* DIRECTIVE *
In the listing below, locate the lines that hold the string "abnormally". Copy those lines.

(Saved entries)
....

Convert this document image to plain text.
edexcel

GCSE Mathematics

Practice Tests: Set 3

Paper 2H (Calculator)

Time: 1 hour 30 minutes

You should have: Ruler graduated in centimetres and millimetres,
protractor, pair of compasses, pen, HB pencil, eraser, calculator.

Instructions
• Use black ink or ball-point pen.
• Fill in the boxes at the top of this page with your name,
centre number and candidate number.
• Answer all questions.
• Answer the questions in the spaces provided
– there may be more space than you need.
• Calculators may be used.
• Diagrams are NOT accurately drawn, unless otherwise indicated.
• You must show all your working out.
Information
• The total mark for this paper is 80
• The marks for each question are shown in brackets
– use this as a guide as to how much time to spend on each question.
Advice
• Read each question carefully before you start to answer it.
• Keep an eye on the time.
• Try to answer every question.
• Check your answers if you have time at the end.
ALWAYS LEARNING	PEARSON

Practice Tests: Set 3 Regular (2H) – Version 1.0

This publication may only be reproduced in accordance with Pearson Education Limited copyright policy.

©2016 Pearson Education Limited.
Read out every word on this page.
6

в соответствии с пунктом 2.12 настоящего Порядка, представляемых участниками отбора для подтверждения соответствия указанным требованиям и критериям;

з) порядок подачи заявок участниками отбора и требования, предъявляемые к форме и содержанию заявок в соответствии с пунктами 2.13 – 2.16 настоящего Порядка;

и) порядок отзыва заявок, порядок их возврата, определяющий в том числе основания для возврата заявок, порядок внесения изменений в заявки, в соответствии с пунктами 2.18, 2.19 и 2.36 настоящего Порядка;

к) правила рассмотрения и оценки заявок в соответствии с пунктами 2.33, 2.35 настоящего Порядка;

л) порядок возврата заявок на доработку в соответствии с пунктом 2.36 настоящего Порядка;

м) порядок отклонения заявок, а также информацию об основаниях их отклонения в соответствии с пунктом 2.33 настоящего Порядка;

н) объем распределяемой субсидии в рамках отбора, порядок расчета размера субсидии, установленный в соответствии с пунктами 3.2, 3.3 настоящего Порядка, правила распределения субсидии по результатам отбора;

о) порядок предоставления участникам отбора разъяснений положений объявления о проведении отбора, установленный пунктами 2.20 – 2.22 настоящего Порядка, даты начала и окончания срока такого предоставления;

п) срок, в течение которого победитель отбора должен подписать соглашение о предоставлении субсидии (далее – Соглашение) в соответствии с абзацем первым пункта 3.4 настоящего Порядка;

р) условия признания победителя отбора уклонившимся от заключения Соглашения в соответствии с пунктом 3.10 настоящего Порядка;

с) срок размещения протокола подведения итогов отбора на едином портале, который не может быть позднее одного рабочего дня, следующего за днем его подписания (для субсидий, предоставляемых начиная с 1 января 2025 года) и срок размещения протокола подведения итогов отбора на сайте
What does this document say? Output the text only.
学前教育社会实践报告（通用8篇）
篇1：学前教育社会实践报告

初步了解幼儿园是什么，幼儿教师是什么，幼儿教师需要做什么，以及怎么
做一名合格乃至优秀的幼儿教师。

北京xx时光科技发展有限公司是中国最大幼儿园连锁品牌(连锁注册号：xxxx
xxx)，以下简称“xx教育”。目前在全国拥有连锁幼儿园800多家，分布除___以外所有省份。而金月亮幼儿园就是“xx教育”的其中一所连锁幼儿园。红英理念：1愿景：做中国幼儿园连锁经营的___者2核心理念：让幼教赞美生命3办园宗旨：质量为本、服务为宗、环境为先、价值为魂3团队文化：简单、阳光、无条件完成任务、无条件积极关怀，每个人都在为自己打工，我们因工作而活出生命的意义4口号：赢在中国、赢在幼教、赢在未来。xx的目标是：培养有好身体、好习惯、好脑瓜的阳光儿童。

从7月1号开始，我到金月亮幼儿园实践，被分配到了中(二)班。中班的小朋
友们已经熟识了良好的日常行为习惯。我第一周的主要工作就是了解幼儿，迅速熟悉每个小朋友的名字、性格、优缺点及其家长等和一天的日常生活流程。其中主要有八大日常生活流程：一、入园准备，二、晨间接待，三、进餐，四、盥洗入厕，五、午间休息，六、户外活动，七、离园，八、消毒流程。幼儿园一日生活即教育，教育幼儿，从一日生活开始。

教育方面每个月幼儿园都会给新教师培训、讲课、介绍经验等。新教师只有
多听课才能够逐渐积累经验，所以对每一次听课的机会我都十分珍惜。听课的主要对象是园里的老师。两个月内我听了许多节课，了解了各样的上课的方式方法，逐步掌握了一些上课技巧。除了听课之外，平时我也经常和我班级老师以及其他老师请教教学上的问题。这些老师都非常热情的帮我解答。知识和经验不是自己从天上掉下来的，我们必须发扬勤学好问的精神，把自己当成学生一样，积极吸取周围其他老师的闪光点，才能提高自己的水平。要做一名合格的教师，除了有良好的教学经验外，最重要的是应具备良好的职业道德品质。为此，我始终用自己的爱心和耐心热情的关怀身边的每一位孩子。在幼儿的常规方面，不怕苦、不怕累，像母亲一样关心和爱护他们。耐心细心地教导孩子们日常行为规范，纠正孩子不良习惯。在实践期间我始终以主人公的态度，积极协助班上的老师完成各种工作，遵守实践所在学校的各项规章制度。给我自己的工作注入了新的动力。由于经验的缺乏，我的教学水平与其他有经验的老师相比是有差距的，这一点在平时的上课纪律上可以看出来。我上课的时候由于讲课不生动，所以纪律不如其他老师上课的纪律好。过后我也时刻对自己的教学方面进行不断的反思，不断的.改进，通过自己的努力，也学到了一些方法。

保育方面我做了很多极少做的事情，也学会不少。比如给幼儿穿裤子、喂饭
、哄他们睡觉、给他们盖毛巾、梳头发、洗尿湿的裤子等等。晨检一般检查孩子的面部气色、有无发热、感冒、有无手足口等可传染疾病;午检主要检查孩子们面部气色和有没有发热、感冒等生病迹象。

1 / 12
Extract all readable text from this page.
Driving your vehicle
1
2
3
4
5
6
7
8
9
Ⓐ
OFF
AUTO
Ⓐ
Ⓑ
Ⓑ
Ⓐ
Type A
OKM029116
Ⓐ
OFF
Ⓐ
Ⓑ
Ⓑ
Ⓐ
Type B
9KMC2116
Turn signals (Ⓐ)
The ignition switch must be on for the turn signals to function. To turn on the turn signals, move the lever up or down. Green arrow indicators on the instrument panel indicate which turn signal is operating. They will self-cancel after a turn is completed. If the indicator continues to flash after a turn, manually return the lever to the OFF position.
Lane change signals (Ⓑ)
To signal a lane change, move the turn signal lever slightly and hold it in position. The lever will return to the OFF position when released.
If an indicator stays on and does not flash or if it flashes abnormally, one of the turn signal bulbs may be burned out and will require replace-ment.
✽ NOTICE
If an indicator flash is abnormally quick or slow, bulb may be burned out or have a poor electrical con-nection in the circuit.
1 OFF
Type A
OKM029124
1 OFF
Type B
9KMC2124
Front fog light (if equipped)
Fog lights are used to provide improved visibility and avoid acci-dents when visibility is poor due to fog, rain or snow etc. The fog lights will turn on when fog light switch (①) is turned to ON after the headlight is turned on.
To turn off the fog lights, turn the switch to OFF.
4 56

....

* SOLUTION FOR THIS PROBLEM *
If an indicator stays on and does not flash or if it flashes abnormally, one of the turn signal bulbs may be burned out and will require replace-ment.
If an indicator flash is abnormally quick or slow, bulb may be burned out or have a poor electrical con-nection in the circuit.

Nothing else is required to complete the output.